*Extracted text*.
▼
How will libvirt know whether qemu wanted to open a file with O_TRUNCATE
vs. reusing an entire file, or with O_NONBLOCK or not, and so forth?  I
think there are just too many qmeu_open() calls with different flags to
expect libvirt to know how to pre-open all possible fds in such a manner
that /dev/fd/nnn will be a valid replacement for what qemu would have
done, in the cases where qemu can instead correct flags itself.

> 
> There are some flags that I don't think we'll be able to change.  For
> example: O_RDONLY, O_WRONLY, O_RDWR.  I assume libvirt would open all
> files O_RDWR.

I agree that this can't be changed, so this is one case where libvirt
will have to know what the file will used for.  But it is also a case
where qemu can at least check whether the fd passed in has sufficient
permissions (fcntl(F_GETFL)) for what qemu wanted to use, and should
error out here rather than silently succeed here then have a weird EBADF
failure down the road when the dup'd fd is finally used.  You are right
that libvirt should always be safe in passing in an O_RDWR fd for
whatever qemu wants, although that may represent security holes (there's
reasons for O_RDONLY); and in cases where libvirt is instead passing in
one end of a pipe, the fd will necessarily be O_RDONLY or O_WRONLY
(since you can't have an O_RDWR pipe).
▲
*Items*.
▼
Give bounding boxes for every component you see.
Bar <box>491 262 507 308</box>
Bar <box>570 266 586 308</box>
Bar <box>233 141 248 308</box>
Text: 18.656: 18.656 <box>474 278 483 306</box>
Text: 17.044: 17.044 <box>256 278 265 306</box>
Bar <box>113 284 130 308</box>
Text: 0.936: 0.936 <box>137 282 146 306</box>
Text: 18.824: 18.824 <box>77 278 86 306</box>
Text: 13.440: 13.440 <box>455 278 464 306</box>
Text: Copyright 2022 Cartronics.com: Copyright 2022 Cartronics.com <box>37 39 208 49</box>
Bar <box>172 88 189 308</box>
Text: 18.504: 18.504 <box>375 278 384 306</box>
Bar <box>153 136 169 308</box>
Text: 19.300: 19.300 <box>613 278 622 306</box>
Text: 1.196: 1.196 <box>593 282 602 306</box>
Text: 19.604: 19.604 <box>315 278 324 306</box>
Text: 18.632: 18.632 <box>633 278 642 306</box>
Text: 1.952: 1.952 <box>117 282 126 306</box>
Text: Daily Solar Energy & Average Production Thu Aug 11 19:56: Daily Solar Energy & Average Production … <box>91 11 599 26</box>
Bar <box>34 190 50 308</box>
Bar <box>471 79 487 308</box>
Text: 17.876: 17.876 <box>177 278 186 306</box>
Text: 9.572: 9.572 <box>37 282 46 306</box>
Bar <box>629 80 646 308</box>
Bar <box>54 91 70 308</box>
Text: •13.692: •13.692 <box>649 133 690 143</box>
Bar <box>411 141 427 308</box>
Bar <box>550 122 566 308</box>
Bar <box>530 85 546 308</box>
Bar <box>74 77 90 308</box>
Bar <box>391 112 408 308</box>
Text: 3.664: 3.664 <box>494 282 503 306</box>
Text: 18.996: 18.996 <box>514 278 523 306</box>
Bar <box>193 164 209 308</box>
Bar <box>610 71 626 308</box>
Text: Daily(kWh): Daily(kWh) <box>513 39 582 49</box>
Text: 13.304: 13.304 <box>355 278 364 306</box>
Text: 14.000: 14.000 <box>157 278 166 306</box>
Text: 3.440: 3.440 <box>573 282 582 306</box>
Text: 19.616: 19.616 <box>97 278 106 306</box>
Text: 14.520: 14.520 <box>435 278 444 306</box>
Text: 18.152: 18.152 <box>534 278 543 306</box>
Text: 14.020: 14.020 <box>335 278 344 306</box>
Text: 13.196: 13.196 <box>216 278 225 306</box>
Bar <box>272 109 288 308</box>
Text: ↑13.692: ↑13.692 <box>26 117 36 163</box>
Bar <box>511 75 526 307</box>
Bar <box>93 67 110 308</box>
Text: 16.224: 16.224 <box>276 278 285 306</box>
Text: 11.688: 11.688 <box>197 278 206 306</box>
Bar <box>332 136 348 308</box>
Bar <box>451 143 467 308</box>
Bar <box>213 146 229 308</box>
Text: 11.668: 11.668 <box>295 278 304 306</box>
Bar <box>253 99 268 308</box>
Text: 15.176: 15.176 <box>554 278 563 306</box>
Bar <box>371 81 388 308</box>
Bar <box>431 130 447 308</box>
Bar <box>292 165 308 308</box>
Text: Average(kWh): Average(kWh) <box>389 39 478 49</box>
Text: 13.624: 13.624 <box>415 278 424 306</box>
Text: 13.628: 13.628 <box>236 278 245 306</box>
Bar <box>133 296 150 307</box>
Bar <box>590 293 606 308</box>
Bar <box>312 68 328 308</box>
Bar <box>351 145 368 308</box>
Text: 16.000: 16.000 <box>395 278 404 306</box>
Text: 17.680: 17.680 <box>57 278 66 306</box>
▲
*Task to carry out*. Rewrite the message about passing file descriptors to qemu from "How will libvirt" to "correct flags itself.", putting "the management tool" in place of "libvirt".

*Written response*.
How will the management tool know whether qemu wanted to open a file with O_TRUNCATE
vs. reusing an entire file, or with O_NONBLOCK or not, and so forth?  I
think there are just too many qmeu_open() calls with different flags to
expect the management tool to know how to pre-open all possible fds in such a manner
that /dev/fd/nnn will be a valid replacement for what qemu would have
done, in the cases where qemu can instead correct flags itself.